** DATA IN THIS EXERCISE follows **

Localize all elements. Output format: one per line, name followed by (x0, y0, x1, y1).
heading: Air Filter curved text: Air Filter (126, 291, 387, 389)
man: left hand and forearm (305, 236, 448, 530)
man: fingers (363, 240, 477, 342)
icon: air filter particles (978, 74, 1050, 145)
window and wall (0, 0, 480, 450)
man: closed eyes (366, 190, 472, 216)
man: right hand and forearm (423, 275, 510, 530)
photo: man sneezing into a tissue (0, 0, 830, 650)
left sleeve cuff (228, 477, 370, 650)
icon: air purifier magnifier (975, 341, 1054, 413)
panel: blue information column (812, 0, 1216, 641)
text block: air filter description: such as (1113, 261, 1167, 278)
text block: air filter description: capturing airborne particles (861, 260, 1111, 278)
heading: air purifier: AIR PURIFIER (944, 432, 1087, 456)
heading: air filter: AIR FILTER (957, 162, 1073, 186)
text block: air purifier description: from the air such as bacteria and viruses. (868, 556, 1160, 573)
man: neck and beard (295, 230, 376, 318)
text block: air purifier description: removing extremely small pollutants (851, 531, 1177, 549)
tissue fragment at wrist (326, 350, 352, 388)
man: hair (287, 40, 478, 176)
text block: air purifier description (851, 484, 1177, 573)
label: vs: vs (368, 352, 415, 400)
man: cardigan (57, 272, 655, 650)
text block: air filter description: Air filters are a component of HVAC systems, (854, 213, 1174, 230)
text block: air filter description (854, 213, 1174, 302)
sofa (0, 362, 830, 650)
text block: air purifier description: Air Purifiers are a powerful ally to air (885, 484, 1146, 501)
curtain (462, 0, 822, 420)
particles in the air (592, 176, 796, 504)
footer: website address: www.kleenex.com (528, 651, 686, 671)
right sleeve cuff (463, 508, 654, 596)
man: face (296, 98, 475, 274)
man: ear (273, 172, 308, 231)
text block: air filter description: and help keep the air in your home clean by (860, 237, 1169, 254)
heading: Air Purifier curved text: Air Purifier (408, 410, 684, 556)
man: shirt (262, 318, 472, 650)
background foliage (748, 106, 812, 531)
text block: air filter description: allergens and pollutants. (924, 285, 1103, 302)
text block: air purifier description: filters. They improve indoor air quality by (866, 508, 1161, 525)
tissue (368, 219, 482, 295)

** End of DATA IN THIS EXERCISE **

WORK REQUIRED: Read the data above and pull out each line that holds the string "hand".

RESPONSE:
man: left hand and forearm (305, 236, 448, 530)
man: right hand and forearm (423, 275, 510, 530)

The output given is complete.